**What to do**. Copy out each of the rows below word for word, leaving out the pictures.

## BEGIN Listing

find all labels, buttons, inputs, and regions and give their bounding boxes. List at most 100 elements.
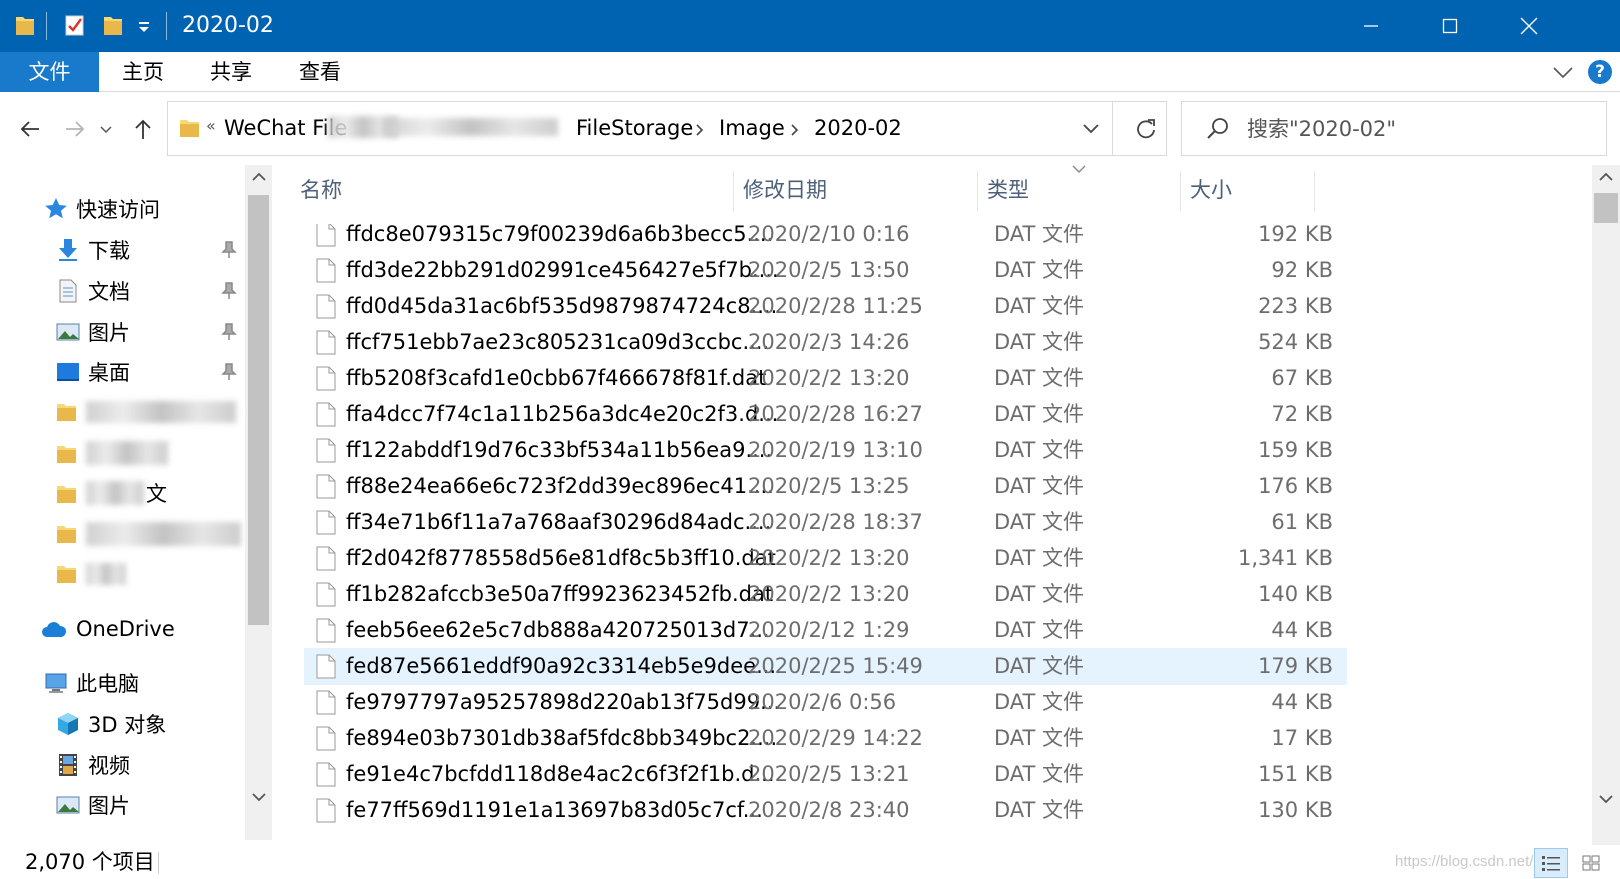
details-view-icon — [1542, 856, 1560, 871]
nav-label: 此电脑 — [76, 672, 139, 696]
nav-videos[interactable]: 视频 — [56, 748, 130, 782]
column-divider[interactable] — [1314, 171, 1315, 211]
file-name: ff34e71b6f11a7a768aaf30296d84adc.... — [346, 510, 772, 534]
chevron-up-icon — [1598, 172, 1613, 181]
column-divider[interactable] — [1180, 171, 1181, 211]
file-date: 2020/2/28 18:37 — [748, 510, 923, 534]
file-name: fe91e4c7bcfdd118d8e4ac2c6f3f2f1b.d... — [346, 762, 775, 786]
desktop-icon — [57, 363, 79, 381]
customize-dropdown-icon[interactable] — [137, 13, 151, 37]
file-row[interactable]: fe894e03b7301db38af5fdc8bb349bc2.... 2020… — [304, 720, 1347, 757]
nav-pictures[interactable]: 图片 — [56, 315, 130, 349]
pin-icon[interactable] — [221, 363, 237, 381]
nav-quick-access[interactable]: 快速访问 — [44, 192, 160, 226]
picture-icon — [56, 796, 80, 814]
search-box[interactable] — [1181, 101, 1607, 156]
file-row[interactable]: fe9797797a95257898d220ab13f75d99... 2020/… — [304, 684, 1347, 721]
file-row[interactable]: ffcf751ebb7ae23c805231ca09d3ccbc.... 2020… — [304, 324, 1347, 361]
file-size: 44 KB — [1271, 690, 1333, 714]
scrollbar-thumb[interactable] — [1594, 193, 1618, 223]
file-row[interactable]: feeb56ee62e5c7db888a420725013d7... 2020/2… — [304, 612, 1347, 649]
scrollbar-thumb[interactable] — [248, 195, 269, 625]
file-row[interactable]: ffd0d45da31ac6bf535d9879874724c8.... 2020… — [304, 288, 1347, 325]
tab-home[interactable]: 主页 — [110, 52, 176, 92]
address-dropdown-icon[interactable] — [1082, 122, 1100, 136]
back-button[interactable] — [15, 112, 45, 146]
file-row[interactable]: ffdc8e079315c79f00239d6a6b3becc5.... 2020… — [304, 224, 1347, 253]
column-divider[interactable] — [977, 171, 978, 211]
file-row[interactable]: fed87e5661eddf90a92c3314eb5e9dee... 2020/… — [304, 648, 1347, 685]
scroll-down-button[interactable] — [245, 785, 272, 809]
file-size: 1,341 KB — [1238, 546, 1333, 570]
file-icon — [316, 546, 336, 571]
address-bar[interactable]: « WeChat File FileStorage Image 2020-02 — [167, 101, 1167, 156]
tab-view[interactable]: 查看 — [287, 52, 353, 92]
breadcrumb-image[interactable]: Image — [719, 114, 785, 142]
file-row[interactable]: ff1b282afccb3e50a7ff9923623452fb.dat 2020… — [304, 576, 1347, 613]
file-row[interactable]: ffd3de22bb291d02991ce456427e5f7b.... 2020… — [304, 252, 1347, 289]
file-name: ffd0d45da31ac6bf535d9879874724c8.... — [346, 294, 778, 318]
maximize-button[interactable] — [1410, 0, 1490, 52]
file-row[interactable]: ff122abddf19d76c33bf534a11b56ea9.... 2020… — [304, 432, 1347, 469]
nav-this-pc[interactable]: 此电脑 — [44, 666, 139, 700]
scroll-up-button[interactable] — [1592, 165, 1619, 189]
forward-button[interactable] — [60, 112, 90, 146]
file-row[interactable]: ff88e24ea66e6c723f2dd39ec896ec41.... 2020… — [304, 468, 1347, 505]
file-row[interactable]: fe77ff569d1191e1a13697b83d05c7cf... 2020/… — [304, 792, 1347, 829]
tab-share[interactable]: 共享 — [198, 52, 264, 92]
minimize-button[interactable] — [1331, 0, 1411, 52]
file-size: 130 KB — [1258, 798, 1333, 822]
nav-3d-objects[interactable]: 3D 对象 — [56, 707, 166, 741]
maximize-icon — [1442, 18, 1458, 34]
details-view-button[interactable] — [1534, 848, 1568, 878]
column-header-size[interactable]: 大小 — [1190, 165, 1310, 215]
file-date: 2020/2/28 11:25 — [748, 294, 923, 318]
document-icon — [59, 279, 77, 303]
file-name: ff122abddf19d76c33bf534a11b56ea9.... — [346, 438, 773, 462]
nav-onedrive[interactable]: OneDrive — [40, 612, 175, 646]
file-type: DAT 文件 — [994, 224, 1085, 246]
file-row[interactable]: ffa4dcc7f74c1a11b256a3dc4e20c2f3.d... 202… — [304, 396, 1347, 433]
file-date: 2020/2/6 0:56 — [748, 690, 897, 714]
pin-icon[interactable] — [221, 241, 237, 259]
breadcrumb-2020-02[interactable]: 2020-02 — [814, 114, 902, 142]
nav-pc-pictures[interactable]: 图片 — [56, 788, 130, 822]
new-folder-icon[interactable] — [102, 13, 124, 37]
expand-ribbon-icon[interactable] — [1552, 62, 1574, 82]
properties-icon[interactable] — [64, 13, 86, 37]
file-date: 2020/2/2 13:20 — [748, 582, 910, 606]
file-name: ffdc8e079315c79f00239d6a6b3becc5.... — [346, 224, 774, 246]
column-header-date[interactable]: 修改日期 — [743, 165, 973, 215]
overflow-chevron[interactable]: « — [206, 116, 216, 135]
close-button[interactable] — [1489, 0, 1569, 52]
file-row[interactable]: ffb5208f3cafd1e0cbb67f466678f81f.dat 2020… — [304, 360, 1347, 397]
column-header-name[interactable]: 名称 — [300, 165, 730, 215]
file-row[interactable]: ff34e71b6f11a7a768aaf30296d84adc.... 2020… — [304, 504, 1347, 541]
recent-locations-button[interactable] — [96, 112, 116, 146]
file-list-scrollbar[interactable] — [1592, 165, 1620, 845]
file-type: DAT 文件 — [994, 330, 1085, 354]
nav-desktop[interactable]: 桌面 — [56, 355, 130, 389]
search-input[interactable] — [1247, 114, 1587, 144]
file-icon — [316, 438, 336, 463]
file-row[interactable]: fe91e4c7bcfdd118d8e4ac2c6f3f2f1b.d... 202… — [304, 756, 1347, 793]
help-icon[interactable]: ? — [1588, 60, 1612, 84]
pin-icon[interactable] — [221, 282, 237, 300]
nav-documents[interactable]: 文档 — [56, 274, 130, 308]
file-row[interactable]: ff2d042f8778558d56e81df8c5b3ff10.dat 2020… — [304, 540, 1347, 577]
column-divider[interactable] — [733, 171, 734, 211]
folder-icon — [57, 446, 76, 463]
nav-scrollbar[interactable] — [245, 165, 272, 840]
scroll-down-button[interactable] — [1592, 787, 1619, 811]
tab-file[interactable]: 文件 — [0, 52, 99, 92]
scroll-up-button[interactable] — [245, 165, 272, 189]
file-icon — [316, 330, 336, 355]
nav-downloads[interactable]: 下载 — [56, 233, 130, 267]
refresh-icon[interactable] — [1134, 116, 1158, 142]
breadcrumb-filestorage[interactable]: FileStorage — [576, 114, 693, 142]
large-icons-view-button[interactable] — [1574, 848, 1608, 878]
nav-partial-label[interactable]: 文 — [146, 476, 167, 510]
pin-icon[interactable] — [221, 323, 237, 341]
up-button[interactable] — [128, 112, 158, 146]
file-size: 151 KB — [1258, 762, 1333, 786]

## END Listing

**Correct result**.
find all labels, buttons, inputs, and regions and give their bounding boxes. List at most 100 elements.
details-view-icon — [1542, 856, 1560, 871]
nav-label: 此电脑 — [76, 672, 139, 696]
nav-videos[interactable]: 视频 — [56, 748, 130, 782]
column-divider[interactable] — [1314, 171, 1315, 211]
file-name: ff34e71b6f11a7a768aaf30296d84adc.... — [346, 510, 772, 534]
chevron-up-icon — [1598, 172, 1613, 181]
column-divider[interactable] — [1180, 171, 1181, 211]
file-date: 2020/2/28 18:37 — [748, 510, 923, 534]
file-name: fe91e4c7bcfdd118d8e4ac2c6f3f2f1b.d... — [346, 762, 775, 786]
desktop-icon — [57, 363, 79, 381]
customize-dropdown-icon[interactable] — [137, 13, 151, 37]
file-row[interactable]: fe894e03b7301db38af5fdc8bb349bc2.... 2020… — [304, 720, 1347, 757]
nav-pictures[interactable]: 图片 — [56, 315, 130, 349]
pin-icon[interactable] — [221, 363, 237, 381]
nav-quick-access[interactable]: 快速访问 — [44, 192, 160, 226]
picture-icon — [56, 796, 80, 814]
search-box[interactable] — [1181, 101, 1607, 156]
file-row[interactable]: fe9797797a95257898d220ab13f75d99... 2020/… — [304, 684, 1347, 721]
file-row[interactable]: ffcf751ebb7ae23c805231ca09d3ccbc.... 2020… — [304, 324, 1347, 361]
file-size: 44 KB — [1271, 690, 1333, 714]
scrollbar-thumb[interactable] — [1594, 193, 1618, 223]
file-row[interactable]: feeb56ee62e5c7db888a420725013d7... 2020/2… — [304, 612, 1347, 649]
scrollbar-thumb[interactable] — [248, 195, 269, 625]
file-row[interactable]: ffd0d45da31ac6bf535d9879874724c8.... 2020… — [304, 288, 1347, 325]
tab-home[interactable]: 主页 — [110, 52, 176, 92]
address-dropdown-icon[interactable] — [1082, 122, 1100, 136]
back-button[interactable] — [15, 112, 45, 146]
file-row[interactable]: ffdc8e079315c79f00239d6a6b3becc5.... 2020… — [304, 224, 1347, 253]
column-divider[interactable] — [977, 171, 978, 211]
file-row[interactable]: fed87e5661eddf90a92c3314eb5e9dee... 2020/… — [304, 648, 1347, 685]
scroll-down-button[interactable] — [245, 785, 272, 809]
file-size: 1,341 KB — [1238, 546, 1333, 570]
file-icon — [316, 546, 336, 571]
address-bar[interactable]: « WeChat File FileStorage Image 2020-02 — [167, 101, 1167, 156]
tab-view[interactable]: 查看 — [287, 52, 353, 92]
breadcrumb-image[interactable]: Image — [719, 114, 785, 142]
file-row[interactable]: ff1b282afccb3e50a7ff9923623452fb.dat 2020… — [304, 576, 1347, 613]
file-row[interactable]: ffd3de22bb291d02991ce456427e5f7b.... 2020… — [304, 252, 1347, 289]
file-name: ffd0d45da31ac6bf535d9879874724c8.... — [346, 294, 778, 318]
maximize-button[interactable] — [1410, 0, 1490, 52]
file-row[interactable]: ff122abddf19d76c33bf534a11b56ea9.... 2020… — [304, 432, 1347, 469]
nav-this-pc[interactable]: 此电脑 — [44, 666, 139, 700]
scroll-up-button[interactable] — [1592, 165, 1619, 189]
forward-button[interactable] — [60, 112, 90, 146]
file-row[interactable]: ff88e24ea66e6c723f2dd39ec896ec41.... 2020… — [304, 468, 1347, 505]
file-row[interactable]: fe77ff569d1191e1a13697b83d05c7cf... 2020/… — [304, 792, 1347, 829]
tab-share[interactable]: 共享 — [198, 52, 264, 92]
minimize-button[interactable] — [1331, 0, 1411, 52]
file-size: 130 KB — [1258, 798, 1333, 822]
nav-3d-objects[interactable]: 3D 对象 — [56, 707, 166, 741]
maximize-icon — [1442, 18, 1458, 34]
details-view-button[interactable] — [1534, 848, 1568, 878]
column-header-size[interactable]: 大小 — [1190, 165, 1310, 215]
file-date: 2020/2/28 11:25 — [748, 294, 923, 318]
document-icon — [59, 279, 77, 303]
file-name: ff122abddf19d76c33bf534a11b56ea9.... — [346, 438, 773, 462]
nav-onedrive[interactable]: OneDrive — [40, 612, 175, 646]
file-type: DAT 文件 — [994, 224, 1085, 246]
file-row[interactable]: ffa4dcc7f74c1a11b256a3dc4e20c2f3.d... 202… — [304, 396, 1347, 433]
file-date: 2020/2/6 0:56 — [748, 690, 897, 714]
pin-icon[interactable] — [221, 241, 237, 259]
breadcrumb-2020-02[interactable]: 2020-02 — [814, 114, 902, 142]
nav-pc-pictures[interactable]: 图片 — [56, 788, 130, 822]
new-folder-icon[interactable] — [102, 13, 124, 37]
expand-ribbon-icon[interactable] — [1552, 62, 1574, 82]
properties-icon[interactable] — [64, 13, 86, 37]
file-date: 2020/2/2 13:20 — [748, 582, 910, 606]
file-name: ffdc8e079315c79f00239d6a6b3becc5.... — [346, 224, 774, 246]
column-header-date[interactable]: 修改日期 — [743, 165, 973, 215]
overflow-chevron[interactable]: « — [206, 116, 216, 135]
close-button[interactable] — [1489, 0, 1569, 52]
file-row[interactable]: ffb5208f3cafd1e0cbb67f466678f81f.dat 2020… — [304, 360, 1347, 397]
column-header-name[interactable]: 名称 — [300, 165, 730, 215]
file-row[interactable]: ff34e71b6f11a7a768aaf30296d84adc.... 2020… — [304, 504, 1347, 541]
recent-locations-button[interactable] — [96, 112, 116, 146]
file-list-scrollbar[interactable] — [1592, 165, 1620, 845]
file-type: DAT 文件 — [994, 330, 1085, 354]
nav-desktop[interactable]: 桌面 — [56, 355, 130, 389]
search-input[interactable] — [1247, 114, 1587, 144]
file-icon — [316, 438, 336, 463]
file-row[interactable]: fe91e4c7bcfdd118d8e4ac2c6f3f2f1b.d... 202… — [304, 756, 1347, 793]
help-icon[interactable]: ? — [1588, 60, 1612, 84]
pin-icon[interactable] — [221, 282, 237, 300]
nav-documents[interactable]: 文档 — [56, 274, 130, 308]
file-row[interactable]: ff2d042f8778558d56e81df8c5b3ff10.dat 2020… — [304, 540, 1347, 577]
column-divider[interactable] — [733, 171, 734, 211]
folder-icon — [57, 446, 76, 463]
nav-scrollbar[interactable] — [245, 165, 272, 840]
scroll-down-button[interactable] — [1592, 787, 1619, 811]
tab-file[interactable]: 文件 — [0, 52, 99, 92]
scroll-up-button[interactable] — [245, 165, 272, 189]
file-icon — [316, 330, 336, 355]
nav-downloads[interactable]: 下载 — [56, 233, 130, 267]
refresh-icon[interactable] — [1134, 116, 1158, 142]
breadcrumb-filestorage[interactable]: FileStorage — [576, 114, 693, 142]
large-icons-view-button[interactable] — [1574, 848, 1608, 878]
nav-partial-label[interactable]: 文 — [146, 476, 167, 510]
pin-icon[interactable] — [221, 323, 237, 341]
up-button[interactable] — [128, 112, 158, 146]
file-size: 151 KB — [1258, 762, 1333, 786]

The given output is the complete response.